Your task is to copy each line that has the word "правовые".

↓

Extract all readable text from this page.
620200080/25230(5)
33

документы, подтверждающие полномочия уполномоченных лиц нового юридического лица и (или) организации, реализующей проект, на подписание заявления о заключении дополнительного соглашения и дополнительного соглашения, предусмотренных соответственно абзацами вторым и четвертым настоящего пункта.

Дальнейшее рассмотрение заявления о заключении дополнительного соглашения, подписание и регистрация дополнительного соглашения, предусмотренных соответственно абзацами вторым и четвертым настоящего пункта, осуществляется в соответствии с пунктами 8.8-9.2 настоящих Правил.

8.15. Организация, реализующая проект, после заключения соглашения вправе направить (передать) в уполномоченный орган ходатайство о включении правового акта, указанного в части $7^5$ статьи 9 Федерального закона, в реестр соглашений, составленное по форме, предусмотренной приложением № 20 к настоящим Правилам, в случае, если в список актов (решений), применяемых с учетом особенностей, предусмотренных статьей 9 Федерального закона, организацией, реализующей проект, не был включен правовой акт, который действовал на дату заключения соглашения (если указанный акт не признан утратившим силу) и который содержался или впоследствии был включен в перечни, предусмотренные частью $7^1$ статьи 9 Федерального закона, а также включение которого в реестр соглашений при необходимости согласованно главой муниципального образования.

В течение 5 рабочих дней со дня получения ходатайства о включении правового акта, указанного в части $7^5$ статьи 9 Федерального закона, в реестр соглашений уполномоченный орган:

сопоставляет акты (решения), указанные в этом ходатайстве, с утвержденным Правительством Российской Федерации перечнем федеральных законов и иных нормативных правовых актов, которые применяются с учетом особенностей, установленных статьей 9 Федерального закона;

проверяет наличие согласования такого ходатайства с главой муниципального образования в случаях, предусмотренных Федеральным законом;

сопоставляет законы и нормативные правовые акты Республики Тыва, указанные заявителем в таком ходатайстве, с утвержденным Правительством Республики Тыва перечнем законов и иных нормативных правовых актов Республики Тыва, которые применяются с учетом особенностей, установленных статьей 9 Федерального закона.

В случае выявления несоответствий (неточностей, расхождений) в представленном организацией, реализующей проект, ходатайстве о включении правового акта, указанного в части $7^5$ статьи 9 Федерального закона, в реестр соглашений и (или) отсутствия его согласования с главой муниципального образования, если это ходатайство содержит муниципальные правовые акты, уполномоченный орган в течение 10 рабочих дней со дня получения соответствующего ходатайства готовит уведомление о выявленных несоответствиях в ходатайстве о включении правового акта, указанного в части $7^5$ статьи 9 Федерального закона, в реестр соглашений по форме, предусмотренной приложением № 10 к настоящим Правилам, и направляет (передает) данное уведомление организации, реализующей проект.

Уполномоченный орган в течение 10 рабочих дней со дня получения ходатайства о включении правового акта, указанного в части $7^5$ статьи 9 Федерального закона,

↑

> [Answer to the task]
сопоставляет законы и нормативные правовые акты Республики Тыва, указанные заявителем в таком ходатайстве, с утвержденным Правительством Республики Тыва перечнем законов и иных нормативных правовых актов Республики Тыва, которые применяются с учетом особенностей, установленных статьей 9 Федерального закона.
В случае выявления несоответствий (неточностей, расхождений) в представленном организацией, реализующей проект, ходатайстве о включении правового акта, указанного в части $7^5$ статьи 9 Федерального закона, в реестр соглашений и (или) отсутствия его согласования с главой муниципального образования, если это ходатайство содержит муниципальные правовые акты, уполномоченный орган в течение 10 рабочих дней со дня получения соответствующего ходатайства готовит уведомление о выявленных несоответствиях в ходатайстве о включении правового акта, указанного в части $7^5$ статьи 9 Федерального закона, в реестр соглашений по форме, предусмотренной приложением № 10 к настоящим Правилам, и направляет (передает) данное уведомление организации, реализующей проект.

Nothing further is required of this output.